## PROVIDED TEXT
▽
American film producer

Jeff Gomez (born in New York City, New York, United States) is a writer and transmedia producer in the fantasy, science fiction and young adult genres.

==Early career==
At Palladium Books, Gomez worked in various roles, including as an editor.

Gomez was a producer and writer for Valiant Comics (more recently known as Acclaim Comics). During his time with Acclaim Entertainment, he also worked on adapting its superhero characters for games on Nintendo and PlayStation systems. Acclaim's Turok: Dinosaur Hunter and Turok 2: Seeds of Evil were both key projects of his.

==Starlight Runner==
As CEO of Starlight Runner, Gomez has worked with The Walt Disney Company (Pirates of the Caribbean, Fairies, Tron Legacy), 20th Century Fox (James Cameron's Avatar), Sony Pictures Entertainment (Men in Black 3, The Amazing Spider-Man 2), Coca-Cola (Happiness Factory), Mattel (Hot Wheels animation universe), Showtime (Dexter), Microsoft (Halo), Hasbro (Transformers), Nickelodeon (Teenage Mutant Ninja Turtles), Ubisoft (Splinter Cell), Pepperidge Farm (Goldfish) and others as a transmedia producer.

Gomez served a writer and transmedia producer for the super heroic universe of Lucha Underground, an innovation of Mexico's AAA wrestling league for Mark Burnett's OneThree Media, in association with Robert Rodriguez and Factory Made Ventures for the Comcast El Rey television network. He was also selected by Tsuburaya Productions to be transmedia producer for the American expansion of Ultraman.
△
## RECORDS SHOWN
▽
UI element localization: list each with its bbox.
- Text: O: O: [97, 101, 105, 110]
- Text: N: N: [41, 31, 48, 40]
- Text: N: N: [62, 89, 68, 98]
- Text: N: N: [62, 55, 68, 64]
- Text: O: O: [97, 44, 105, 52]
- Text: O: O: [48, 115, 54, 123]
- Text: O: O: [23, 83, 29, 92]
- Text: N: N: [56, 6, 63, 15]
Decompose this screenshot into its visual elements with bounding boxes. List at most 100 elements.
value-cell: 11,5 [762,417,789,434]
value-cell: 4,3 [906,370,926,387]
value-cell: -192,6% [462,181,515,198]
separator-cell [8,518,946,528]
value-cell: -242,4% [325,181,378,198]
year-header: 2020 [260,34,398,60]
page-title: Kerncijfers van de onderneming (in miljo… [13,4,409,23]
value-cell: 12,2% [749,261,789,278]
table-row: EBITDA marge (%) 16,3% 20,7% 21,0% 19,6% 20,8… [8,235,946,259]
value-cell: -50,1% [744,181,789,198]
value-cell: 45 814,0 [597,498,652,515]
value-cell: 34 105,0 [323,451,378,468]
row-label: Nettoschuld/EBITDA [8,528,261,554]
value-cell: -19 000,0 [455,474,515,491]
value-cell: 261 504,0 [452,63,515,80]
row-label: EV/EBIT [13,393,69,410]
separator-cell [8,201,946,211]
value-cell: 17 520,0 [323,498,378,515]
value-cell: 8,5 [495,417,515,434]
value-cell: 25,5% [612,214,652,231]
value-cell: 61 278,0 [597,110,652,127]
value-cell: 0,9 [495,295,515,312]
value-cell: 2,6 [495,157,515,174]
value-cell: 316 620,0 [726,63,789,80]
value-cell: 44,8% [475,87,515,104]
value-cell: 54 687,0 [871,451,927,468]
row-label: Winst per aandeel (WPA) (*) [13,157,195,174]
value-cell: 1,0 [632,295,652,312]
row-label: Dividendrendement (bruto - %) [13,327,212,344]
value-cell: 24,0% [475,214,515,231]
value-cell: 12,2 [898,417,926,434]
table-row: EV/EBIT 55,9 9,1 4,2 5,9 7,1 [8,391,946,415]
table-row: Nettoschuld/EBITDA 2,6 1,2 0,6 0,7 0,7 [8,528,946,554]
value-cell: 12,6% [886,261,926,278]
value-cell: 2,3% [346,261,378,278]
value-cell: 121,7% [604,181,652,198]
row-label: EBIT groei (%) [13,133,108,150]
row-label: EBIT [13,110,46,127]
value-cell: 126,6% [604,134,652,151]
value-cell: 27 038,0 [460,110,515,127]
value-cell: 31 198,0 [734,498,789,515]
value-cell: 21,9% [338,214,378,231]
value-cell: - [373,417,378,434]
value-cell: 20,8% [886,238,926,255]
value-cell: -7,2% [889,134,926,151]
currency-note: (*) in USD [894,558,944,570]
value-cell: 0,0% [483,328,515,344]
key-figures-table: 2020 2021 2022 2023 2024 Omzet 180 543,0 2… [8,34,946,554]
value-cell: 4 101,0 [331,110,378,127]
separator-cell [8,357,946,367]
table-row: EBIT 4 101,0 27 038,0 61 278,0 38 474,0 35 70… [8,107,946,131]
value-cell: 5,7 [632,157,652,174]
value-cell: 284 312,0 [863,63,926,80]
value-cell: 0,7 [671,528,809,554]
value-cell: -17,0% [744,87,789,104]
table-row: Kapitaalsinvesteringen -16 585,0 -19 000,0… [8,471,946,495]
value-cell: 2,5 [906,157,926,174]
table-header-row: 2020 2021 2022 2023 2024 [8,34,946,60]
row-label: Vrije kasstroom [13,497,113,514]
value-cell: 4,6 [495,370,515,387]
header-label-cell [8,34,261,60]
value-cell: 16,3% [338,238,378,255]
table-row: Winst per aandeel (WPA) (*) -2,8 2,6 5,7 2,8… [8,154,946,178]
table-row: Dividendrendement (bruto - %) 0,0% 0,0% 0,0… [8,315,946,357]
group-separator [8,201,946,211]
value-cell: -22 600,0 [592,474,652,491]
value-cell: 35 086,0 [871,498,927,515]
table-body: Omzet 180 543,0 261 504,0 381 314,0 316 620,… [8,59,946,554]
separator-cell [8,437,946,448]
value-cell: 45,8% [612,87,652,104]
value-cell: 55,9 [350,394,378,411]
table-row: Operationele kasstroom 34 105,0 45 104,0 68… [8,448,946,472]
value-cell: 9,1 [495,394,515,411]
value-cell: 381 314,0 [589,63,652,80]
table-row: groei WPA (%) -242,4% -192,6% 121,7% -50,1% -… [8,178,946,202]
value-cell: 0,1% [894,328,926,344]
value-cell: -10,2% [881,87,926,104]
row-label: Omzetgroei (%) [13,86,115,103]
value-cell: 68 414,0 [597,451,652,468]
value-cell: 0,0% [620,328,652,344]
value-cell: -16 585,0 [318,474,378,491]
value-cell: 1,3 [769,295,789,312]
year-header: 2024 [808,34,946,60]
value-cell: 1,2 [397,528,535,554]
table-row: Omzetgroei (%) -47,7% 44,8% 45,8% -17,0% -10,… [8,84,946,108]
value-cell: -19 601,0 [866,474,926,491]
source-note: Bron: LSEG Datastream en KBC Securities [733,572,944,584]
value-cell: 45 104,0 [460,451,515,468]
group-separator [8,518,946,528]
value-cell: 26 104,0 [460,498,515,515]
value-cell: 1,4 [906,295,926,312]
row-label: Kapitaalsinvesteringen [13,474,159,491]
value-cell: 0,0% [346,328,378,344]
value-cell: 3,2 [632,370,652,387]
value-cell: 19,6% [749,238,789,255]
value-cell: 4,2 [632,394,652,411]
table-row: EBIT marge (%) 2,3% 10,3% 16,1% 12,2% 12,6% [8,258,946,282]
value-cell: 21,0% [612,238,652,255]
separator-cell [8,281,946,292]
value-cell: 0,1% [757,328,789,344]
△
## YOUR GOAL
From the Jeff Gomez text, copy word for word the passage from "Gomez served a" to "expansion of Ultraman.".

## WORKED SOLUTION
Gomez served a writer and transmedia producer for the super heroic universe of Lucha Underground, an innovation of Mexico's AAA wrestling league for Mark Burnett's OneThree Media, in association with Robert Rodriguez and Factory Made Ventures for the Comcast El Rey television network. He was also selected by Tsuburaya Productions to be transmedia producer for the American expansion of Ultraman.